- **DIRECTIONS FOR THIS TASK**:
Reproduce the entries word for word, from the first line down to and including the line containing "q2-option-d: D. $25,000.".

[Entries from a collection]
================
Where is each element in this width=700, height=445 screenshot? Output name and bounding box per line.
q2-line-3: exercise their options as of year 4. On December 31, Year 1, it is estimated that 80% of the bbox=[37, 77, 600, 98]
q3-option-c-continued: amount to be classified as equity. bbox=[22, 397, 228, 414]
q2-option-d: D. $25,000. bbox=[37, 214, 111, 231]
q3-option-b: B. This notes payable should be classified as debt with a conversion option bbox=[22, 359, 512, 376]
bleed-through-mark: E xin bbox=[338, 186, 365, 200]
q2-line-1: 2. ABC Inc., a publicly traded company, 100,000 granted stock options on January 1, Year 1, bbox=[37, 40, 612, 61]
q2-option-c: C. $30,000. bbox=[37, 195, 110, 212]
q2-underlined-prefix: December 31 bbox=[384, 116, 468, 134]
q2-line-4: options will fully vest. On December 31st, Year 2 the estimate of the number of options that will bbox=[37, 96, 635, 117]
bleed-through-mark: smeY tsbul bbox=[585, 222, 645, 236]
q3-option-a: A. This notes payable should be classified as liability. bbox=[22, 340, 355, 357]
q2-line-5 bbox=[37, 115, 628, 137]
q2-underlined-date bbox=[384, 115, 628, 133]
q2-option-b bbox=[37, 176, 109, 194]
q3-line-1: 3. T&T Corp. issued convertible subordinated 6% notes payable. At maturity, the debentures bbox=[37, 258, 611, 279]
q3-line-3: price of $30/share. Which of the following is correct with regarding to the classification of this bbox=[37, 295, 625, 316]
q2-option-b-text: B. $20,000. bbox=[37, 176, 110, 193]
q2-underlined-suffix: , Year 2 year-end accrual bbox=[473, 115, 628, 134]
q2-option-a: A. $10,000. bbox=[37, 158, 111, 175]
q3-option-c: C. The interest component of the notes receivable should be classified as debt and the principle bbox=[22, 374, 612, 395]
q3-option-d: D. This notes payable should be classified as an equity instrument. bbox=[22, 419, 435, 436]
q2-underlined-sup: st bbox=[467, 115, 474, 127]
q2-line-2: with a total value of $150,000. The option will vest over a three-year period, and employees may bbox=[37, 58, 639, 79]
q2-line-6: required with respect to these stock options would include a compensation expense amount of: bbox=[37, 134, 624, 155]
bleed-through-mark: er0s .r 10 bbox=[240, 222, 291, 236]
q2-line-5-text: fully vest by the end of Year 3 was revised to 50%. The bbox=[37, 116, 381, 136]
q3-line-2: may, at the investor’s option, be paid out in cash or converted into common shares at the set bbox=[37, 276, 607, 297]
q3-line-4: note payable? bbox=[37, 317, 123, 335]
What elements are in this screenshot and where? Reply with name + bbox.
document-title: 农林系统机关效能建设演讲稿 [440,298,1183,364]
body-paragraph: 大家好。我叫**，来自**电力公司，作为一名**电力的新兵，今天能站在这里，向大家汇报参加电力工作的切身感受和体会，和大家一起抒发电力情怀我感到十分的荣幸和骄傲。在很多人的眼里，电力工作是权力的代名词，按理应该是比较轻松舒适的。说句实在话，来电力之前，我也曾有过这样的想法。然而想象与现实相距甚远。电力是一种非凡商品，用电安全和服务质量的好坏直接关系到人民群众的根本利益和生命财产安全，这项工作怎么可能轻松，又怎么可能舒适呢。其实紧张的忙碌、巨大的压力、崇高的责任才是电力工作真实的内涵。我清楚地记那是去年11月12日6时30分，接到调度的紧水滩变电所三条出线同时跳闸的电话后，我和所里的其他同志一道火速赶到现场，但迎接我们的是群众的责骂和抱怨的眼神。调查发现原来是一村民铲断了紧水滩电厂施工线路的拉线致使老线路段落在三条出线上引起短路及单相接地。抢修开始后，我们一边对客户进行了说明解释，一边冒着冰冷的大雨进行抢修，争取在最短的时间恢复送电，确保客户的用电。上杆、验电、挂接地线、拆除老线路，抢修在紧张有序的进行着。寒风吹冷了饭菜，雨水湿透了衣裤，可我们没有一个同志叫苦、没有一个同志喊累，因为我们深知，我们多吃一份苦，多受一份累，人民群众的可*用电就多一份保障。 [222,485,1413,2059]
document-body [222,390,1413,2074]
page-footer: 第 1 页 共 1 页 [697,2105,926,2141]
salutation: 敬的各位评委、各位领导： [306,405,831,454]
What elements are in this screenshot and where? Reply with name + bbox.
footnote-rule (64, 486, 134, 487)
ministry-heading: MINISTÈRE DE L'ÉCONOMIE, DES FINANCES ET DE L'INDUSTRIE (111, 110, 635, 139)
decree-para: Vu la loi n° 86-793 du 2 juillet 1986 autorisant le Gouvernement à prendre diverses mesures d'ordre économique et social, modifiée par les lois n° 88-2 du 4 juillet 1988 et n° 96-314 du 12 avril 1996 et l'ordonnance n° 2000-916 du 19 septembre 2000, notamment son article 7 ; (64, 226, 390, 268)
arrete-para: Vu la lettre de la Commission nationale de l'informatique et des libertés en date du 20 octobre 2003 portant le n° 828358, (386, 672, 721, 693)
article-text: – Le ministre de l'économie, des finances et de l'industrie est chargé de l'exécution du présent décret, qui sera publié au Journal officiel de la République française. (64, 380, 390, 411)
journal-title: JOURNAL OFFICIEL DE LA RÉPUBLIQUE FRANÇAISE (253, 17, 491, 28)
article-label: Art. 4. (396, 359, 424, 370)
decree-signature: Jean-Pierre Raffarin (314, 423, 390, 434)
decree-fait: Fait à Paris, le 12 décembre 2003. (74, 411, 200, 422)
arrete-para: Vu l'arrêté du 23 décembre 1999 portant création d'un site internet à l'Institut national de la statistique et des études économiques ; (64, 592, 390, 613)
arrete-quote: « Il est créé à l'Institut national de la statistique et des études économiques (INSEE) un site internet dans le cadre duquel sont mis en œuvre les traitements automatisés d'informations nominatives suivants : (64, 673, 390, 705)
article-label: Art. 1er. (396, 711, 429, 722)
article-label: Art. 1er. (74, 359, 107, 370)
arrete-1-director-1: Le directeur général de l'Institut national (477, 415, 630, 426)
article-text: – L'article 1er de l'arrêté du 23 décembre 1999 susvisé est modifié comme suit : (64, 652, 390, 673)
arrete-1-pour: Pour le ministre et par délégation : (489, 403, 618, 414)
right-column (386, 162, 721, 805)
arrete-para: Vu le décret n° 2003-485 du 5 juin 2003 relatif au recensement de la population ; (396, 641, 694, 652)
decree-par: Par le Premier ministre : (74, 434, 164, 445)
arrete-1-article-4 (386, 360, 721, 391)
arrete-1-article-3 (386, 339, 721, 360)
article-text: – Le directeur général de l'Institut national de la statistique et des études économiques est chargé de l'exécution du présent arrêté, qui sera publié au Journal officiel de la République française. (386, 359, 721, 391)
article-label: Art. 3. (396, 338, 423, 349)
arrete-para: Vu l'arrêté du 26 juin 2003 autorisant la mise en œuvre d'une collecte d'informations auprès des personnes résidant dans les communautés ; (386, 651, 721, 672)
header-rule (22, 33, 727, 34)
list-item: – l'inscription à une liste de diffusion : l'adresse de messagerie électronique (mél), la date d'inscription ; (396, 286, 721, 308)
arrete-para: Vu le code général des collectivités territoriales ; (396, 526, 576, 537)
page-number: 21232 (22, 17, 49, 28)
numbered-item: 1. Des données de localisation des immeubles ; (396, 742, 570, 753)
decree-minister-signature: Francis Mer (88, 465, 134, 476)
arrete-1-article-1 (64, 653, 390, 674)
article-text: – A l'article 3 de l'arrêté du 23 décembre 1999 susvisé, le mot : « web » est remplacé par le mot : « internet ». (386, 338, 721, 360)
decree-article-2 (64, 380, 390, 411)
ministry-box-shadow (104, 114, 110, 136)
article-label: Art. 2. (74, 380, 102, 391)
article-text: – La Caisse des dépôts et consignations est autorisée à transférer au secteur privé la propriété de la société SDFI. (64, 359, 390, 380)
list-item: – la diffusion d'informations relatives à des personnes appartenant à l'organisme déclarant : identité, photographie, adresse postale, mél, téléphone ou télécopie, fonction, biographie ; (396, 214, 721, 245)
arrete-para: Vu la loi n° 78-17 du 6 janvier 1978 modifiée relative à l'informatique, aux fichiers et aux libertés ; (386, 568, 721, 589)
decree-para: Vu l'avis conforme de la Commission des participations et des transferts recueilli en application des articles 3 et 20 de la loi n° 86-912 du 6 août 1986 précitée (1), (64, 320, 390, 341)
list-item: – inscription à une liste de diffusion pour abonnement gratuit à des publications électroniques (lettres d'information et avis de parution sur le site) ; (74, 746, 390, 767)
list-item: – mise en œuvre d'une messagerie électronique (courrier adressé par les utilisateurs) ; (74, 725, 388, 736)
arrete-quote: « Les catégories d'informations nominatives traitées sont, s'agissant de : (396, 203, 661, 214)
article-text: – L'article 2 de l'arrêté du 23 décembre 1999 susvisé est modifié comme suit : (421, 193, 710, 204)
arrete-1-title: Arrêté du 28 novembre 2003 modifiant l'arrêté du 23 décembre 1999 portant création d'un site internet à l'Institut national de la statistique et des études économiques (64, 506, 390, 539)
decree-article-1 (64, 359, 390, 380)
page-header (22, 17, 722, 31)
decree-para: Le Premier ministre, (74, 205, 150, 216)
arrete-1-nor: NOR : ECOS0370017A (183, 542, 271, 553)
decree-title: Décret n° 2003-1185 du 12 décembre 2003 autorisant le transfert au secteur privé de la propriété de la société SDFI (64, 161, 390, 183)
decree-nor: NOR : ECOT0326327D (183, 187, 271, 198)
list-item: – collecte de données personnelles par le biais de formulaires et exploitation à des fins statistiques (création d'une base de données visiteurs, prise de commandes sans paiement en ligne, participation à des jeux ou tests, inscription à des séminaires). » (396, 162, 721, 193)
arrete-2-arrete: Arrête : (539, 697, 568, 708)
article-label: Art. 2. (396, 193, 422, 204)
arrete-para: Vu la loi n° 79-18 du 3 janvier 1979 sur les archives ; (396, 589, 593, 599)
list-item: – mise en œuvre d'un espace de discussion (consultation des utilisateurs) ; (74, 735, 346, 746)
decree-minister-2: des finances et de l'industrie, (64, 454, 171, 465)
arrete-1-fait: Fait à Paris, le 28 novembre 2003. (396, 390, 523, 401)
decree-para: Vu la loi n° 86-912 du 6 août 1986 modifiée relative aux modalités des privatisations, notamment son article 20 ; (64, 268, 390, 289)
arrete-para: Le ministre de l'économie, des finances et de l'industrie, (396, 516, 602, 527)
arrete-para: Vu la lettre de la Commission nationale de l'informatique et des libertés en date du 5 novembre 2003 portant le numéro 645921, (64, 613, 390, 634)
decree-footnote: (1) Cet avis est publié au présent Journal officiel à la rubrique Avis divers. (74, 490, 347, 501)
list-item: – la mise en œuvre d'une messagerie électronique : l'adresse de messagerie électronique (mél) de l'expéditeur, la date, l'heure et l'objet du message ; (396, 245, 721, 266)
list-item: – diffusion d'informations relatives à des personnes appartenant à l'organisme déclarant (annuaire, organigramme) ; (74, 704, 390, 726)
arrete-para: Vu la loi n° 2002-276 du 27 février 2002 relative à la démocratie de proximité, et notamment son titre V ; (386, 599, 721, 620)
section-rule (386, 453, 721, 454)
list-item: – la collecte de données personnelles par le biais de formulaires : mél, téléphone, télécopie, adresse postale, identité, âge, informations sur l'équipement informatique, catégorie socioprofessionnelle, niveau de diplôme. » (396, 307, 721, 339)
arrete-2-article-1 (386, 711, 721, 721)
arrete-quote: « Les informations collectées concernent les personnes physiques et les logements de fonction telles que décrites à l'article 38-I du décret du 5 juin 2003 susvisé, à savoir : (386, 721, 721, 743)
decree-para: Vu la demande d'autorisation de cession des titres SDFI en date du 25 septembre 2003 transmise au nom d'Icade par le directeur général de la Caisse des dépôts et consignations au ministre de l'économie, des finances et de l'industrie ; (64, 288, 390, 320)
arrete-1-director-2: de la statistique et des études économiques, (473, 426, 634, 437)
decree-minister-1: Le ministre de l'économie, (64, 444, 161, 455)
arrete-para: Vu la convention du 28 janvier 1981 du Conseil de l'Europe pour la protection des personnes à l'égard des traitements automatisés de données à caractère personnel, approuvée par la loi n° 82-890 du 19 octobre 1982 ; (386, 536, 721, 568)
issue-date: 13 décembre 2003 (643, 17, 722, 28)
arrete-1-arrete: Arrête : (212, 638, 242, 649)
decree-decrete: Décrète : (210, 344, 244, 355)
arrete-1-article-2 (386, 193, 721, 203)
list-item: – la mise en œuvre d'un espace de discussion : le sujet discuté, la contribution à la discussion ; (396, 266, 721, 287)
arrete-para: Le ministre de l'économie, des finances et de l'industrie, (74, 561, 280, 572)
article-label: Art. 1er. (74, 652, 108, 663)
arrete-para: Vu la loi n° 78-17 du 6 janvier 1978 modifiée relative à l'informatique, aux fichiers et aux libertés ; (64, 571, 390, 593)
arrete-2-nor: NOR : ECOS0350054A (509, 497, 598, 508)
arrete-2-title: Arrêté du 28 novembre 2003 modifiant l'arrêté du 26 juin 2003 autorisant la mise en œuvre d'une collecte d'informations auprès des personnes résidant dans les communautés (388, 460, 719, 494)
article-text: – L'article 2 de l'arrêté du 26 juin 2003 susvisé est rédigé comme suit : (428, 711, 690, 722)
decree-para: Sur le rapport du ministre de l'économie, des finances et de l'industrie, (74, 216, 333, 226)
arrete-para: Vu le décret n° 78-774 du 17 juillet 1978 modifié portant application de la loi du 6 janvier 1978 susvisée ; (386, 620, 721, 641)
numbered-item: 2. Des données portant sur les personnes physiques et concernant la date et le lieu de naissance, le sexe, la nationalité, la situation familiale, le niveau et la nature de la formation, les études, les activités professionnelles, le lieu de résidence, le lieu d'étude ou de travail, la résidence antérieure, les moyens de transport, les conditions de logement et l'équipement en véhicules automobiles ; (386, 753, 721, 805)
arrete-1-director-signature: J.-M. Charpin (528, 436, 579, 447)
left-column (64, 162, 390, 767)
================
- **SOLUTION**:
Where is each element in this width=700, height=445 screenshot? Output name and bounding box per line.
q2-line-3: exercise their options as of year 4. On December 31, Year 1, it is estimated that 80% of the bbox=[37, 77, 600, 98]
q3-option-c-continued: amount to be classified as equity. bbox=[22, 397, 228, 414]
q2-option-d: D. $25,000. bbox=[37, 214, 111, 231]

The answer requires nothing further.